Records about charts and figures:

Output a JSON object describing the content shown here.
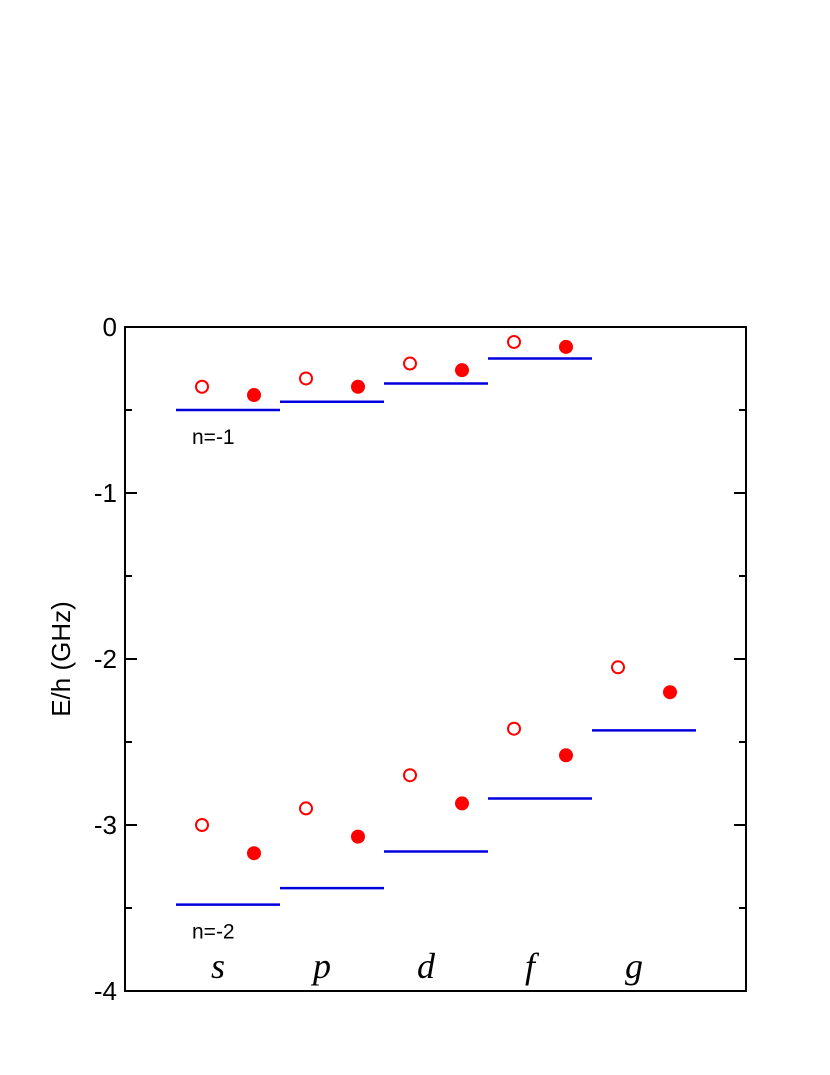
{
  "chart_data": {
    "type": "scatter",
    "title": "",
    "xlabel": "",
    "ylabel": "E/h (GHz)",
    "ylim": [
      -4,
      0
    ],
    "yticks": [
      0,
      -1,
      -2,
      -3,
      -4
    ],
    "categories": [
      "s",
      "p",
      "d",
      "f",
      "g"
    ],
    "grid": false,
    "colors": {
      "points": "#ff0000",
      "levels": "#0000dd",
      "axes": "#000000"
    },
    "levels": [
      {
        "annotation": "n=-1",
        "values": [
          -0.5,
          -0.45,
          -0.34,
          -0.19,
          null
        ]
      },
      {
        "annotation": "n=-2",
        "values": [
          -3.48,
          -3.38,
          -3.16,
          -2.84,
          -2.43
        ]
      }
    ],
    "series": [
      {
        "marker": "open-circle",
        "values_n1": [
          -0.36,
          -0.31,
          -0.22,
          -0.09,
          null
        ],
        "values_n2": [
          -3.0,
          -2.9,
          -2.7,
          -2.42,
          -2.05
        ]
      },
      {
        "marker": "filled-circle",
        "values_n1": [
          -0.41,
          -0.36,
          -0.26,
          -0.12,
          null
        ],
        "values_n2": [
          -3.17,
          -3.07,
          -2.87,
          -2.58,
          -2.2
        ]
      }
    ]
  }
}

[Stated goal]
Each line in the listing above that contains "circle" should be copied.

[The output]
        "marker": "open-circle",
        "marker": "filled-circle",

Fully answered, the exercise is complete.